+++ DATA SUPPLIED
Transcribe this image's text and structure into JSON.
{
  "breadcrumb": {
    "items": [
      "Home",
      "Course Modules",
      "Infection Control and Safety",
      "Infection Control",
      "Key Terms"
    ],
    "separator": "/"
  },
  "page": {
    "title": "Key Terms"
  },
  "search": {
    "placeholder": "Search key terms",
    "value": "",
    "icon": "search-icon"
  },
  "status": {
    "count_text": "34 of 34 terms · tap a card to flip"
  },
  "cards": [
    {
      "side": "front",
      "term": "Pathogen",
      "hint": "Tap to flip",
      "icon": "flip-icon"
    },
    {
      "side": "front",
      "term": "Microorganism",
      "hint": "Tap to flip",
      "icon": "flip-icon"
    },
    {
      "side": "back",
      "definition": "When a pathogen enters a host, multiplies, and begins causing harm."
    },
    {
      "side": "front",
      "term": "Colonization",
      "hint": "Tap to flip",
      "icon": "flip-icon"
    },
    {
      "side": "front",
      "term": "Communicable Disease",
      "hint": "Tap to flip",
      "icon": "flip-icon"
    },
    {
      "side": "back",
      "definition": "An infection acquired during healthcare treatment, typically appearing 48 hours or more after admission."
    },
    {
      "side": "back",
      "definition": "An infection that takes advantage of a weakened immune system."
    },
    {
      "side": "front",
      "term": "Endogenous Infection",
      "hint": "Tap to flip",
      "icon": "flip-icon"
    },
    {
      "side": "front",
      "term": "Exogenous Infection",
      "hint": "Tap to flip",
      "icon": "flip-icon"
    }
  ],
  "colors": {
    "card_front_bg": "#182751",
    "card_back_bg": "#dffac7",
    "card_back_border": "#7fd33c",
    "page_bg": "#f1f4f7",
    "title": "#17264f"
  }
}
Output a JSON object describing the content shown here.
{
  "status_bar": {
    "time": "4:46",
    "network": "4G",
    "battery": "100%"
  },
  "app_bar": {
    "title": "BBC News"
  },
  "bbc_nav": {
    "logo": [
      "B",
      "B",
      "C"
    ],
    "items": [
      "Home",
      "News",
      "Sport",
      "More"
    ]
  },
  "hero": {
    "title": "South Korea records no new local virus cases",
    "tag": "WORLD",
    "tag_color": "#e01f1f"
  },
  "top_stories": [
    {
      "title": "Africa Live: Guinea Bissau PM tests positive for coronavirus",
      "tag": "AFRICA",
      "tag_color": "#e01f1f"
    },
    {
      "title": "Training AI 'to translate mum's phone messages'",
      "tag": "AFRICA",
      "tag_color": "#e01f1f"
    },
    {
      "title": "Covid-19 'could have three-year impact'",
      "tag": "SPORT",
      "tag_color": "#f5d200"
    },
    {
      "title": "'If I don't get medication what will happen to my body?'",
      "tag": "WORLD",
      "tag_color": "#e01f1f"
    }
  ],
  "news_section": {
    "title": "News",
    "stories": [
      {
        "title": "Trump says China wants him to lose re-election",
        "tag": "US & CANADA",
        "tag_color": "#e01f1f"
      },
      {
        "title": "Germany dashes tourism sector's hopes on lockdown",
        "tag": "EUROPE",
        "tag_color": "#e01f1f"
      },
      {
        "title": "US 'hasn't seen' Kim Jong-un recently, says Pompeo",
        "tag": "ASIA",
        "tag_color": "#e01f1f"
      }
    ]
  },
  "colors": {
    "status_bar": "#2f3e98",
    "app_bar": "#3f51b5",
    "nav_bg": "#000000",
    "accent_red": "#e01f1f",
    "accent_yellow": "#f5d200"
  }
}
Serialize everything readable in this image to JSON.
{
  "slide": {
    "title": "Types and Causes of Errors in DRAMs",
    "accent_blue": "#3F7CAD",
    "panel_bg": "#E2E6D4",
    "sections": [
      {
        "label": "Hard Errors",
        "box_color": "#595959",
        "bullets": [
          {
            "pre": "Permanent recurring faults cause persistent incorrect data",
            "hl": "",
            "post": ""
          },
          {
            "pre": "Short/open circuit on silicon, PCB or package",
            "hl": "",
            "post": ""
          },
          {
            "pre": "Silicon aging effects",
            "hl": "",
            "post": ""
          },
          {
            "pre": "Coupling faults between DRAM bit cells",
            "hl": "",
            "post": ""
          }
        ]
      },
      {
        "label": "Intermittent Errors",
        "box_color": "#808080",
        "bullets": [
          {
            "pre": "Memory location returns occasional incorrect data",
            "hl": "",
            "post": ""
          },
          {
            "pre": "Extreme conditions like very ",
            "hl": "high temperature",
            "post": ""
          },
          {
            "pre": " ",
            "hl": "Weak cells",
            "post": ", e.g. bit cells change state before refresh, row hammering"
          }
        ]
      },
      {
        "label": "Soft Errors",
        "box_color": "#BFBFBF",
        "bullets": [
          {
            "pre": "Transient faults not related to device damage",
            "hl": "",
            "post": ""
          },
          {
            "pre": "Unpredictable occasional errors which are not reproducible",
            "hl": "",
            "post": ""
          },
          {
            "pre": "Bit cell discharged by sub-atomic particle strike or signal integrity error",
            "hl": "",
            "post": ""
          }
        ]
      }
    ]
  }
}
++++++
## WHAT YOU HAVE TO DO
The full listing should be reproduced exactly.

## SOLUTION FOR THIS TASK
Transcribe this image's text and structure into JSON.
{
  "breadcrumb": {
    "items": [
      "Home",
      "Course Modules",
      "Infection Control and Safety",
      "Infection Control",
      "Key Terms"
    ],
    "separator": "/"
  },
  "page": {
    "title": "Key Terms"
  },
  "search": {
    "placeholder": "Search key terms",
    "value": "",
    "icon": "search-icon"
  },
  "status": {
    "count_text": "34 of 34 terms · tap a card to flip"
  },
  "cards": [
    {
      "side": "front",
      "term": "Pathogen",
      "hint": "Tap to flip",
      "icon": "flip-icon"
    },
    {
      "side": "front",
      "term": "Microorganism",
      "hint": "Tap to flip",
      "icon": "flip-icon"
    },
    {
      "side": "back",
      "definition": "When a pathogen enters a host, multiplies, and begins causing harm."
    },
    {
      "side": "front",
      "term": "Colonization",
      "hint": "Tap to flip",
      "icon": "flip-icon"
    },
    {
      "side": "front",
      "term": "Communicable Disease",
      "hint": "Tap to flip",
      "icon": "flip-icon"
    },
    {
      "side": "back",
      "definition": "An infection acquired during healthcare treatment, typically appearing 48 hours or more after admission."
    },
    {
      "side": "back",
      "definition": "An infection that takes advantage of a weakened immune system."
    },
    {
      "side": "front",
      "term": "Endogenous Infection",
      "hint": "Tap to flip",
      "icon": "flip-icon"
    },
    {
      "side": "front",
      "term": "Exogenous Infection",
      "hint": "Tap to flip",
      "icon": "flip-icon"
    }
  ],
  "colors": {
    "card_front_bg": "#182751",
    "card_back_bg": "#dffac7",
    "card_back_border": "#7fd33c",
    "page_bg": "#f1f4f7",
    "title": "#17264f"
  }
}
Output a JSON object describing the content shown here.
{
  "status_bar": {
    "time": "4:46",
    "network": "4G",
    "battery": "100%"
  },
  "app_bar": {
    "title": "BBC News"
  },
  "bbc_nav": {
    "logo": [
      "B",
      "B",
      "C"
    ],
    "items": [
      "Home",
      "News",
      "Sport",
      "More"
    ]
  },
  "hero": {
    "title": "South Korea records no new local virus cases",
    "tag": "WORLD",
    "tag_color": "#e01f1f"
  },
  "top_stories": [
    {
      "title": "Africa Live: Guinea Bissau PM tests positive for coronavirus",
      "tag": "AFRICA",
      "tag_color": "#e01f1f"
    },
    {
      "title": "Training AI 'to translate mum's phone messages'",
      "tag": "AFRICA",
      "tag_color": "#e01f1f"
    },
    {
      "title": "Covid-19 'could have three-year impact'",
      "tag": "SPORT",
      "tag_color": "#f5d200"
    },
    {
      "title": "'If I don't get medication what will happen to my body?'",
      "tag": "WORLD",
      "tag_color": "#e01f1f"
    }
  ],
  "news_section": {
    "title": "News",
    "stories": [
      {
        "title": "Trump says China wants him to lose re-election",
        "tag": "US & CANADA",
        "tag_color": "#e01f1f"
      },
      {
        "title": "Germany dashes tourism sector's hopes on lockdown",
        "tag": "EUROPE",
        "tag_color": "#e01f1f"
      },
      {
        "title": "US 'hasn't seen' Kim Jong-un recently, says Pompeo",
        "tag": "ASIA",
        "tag_color": "#e01f1f"
      }
    ]
  },
  "colors": {
    "status_bar": "#2f3e98",
    "app_bar": "#3f51b5",
    "nav_bg": "#000000",
    "accent_red": "#e01f1f",
    "accent_yellow": "#f5d200"
  }
}
Serialize everything readable in this image to JSON.
{
  "slide": {
    "title": "Types and Causes of Errors in DRAMs",
    "accent_blue": "#3F7CAD",
    "panel_bg": "#E2E6D4",
    "sections": [
      {
        "label": "Hard Errors",
        "box_color": "#595959",
        "bullets": [
          {
            "pre": "Permanent recurring faults cause persistent incorrect data",
            "hl": "",
            "post": ""
          },
          {
            "pre": "Short/open circuit on silicon, PCB or package",
            "hl": "",
            "post": ""
          },
          {
            "pre": "Silicon aging effects",
            "hl": "",
            "post": ""
          },
          {
            "pre": "Coupling faults between DRAM bit cells",
            "hl": "",
            "post": ""
          }
        ]
      },
      {
        "label": "Intermittent Errors",
        "box_color": "#808080",
        "bullets": [
          {
            "pre": "Memory location returns occasional incorrect data",
            "hl": "",
            "post": ""
          },
          {
            "pre": "Extreme conditions like very ",
            "hl": "high temperature",
            "post": ""
          },
          {
            "pre": " ",
            "hl": "Weak cells",
            "post": ", e.g. bit cells change state before refresh, row hammering"
          }
        ]
      },
      {
        "label": "Soft Errors",
        "box_color": "#BFBFBF",
        "bullets": [
          {
            "pre": "Transient faults not related to device damage",
            "hl": "",
            "post": ""
          },
          {
            "pre": "Unpredictable occasional errors which are not reproducible",
            "hl": "",
            "post": ""
          },
          {
            "pre": "Bit cell discharged by sub-atomic particle strike or signal integrity error",
            "hl": "",
            "post": ""
          }
        ]
      }
    ]
  }
}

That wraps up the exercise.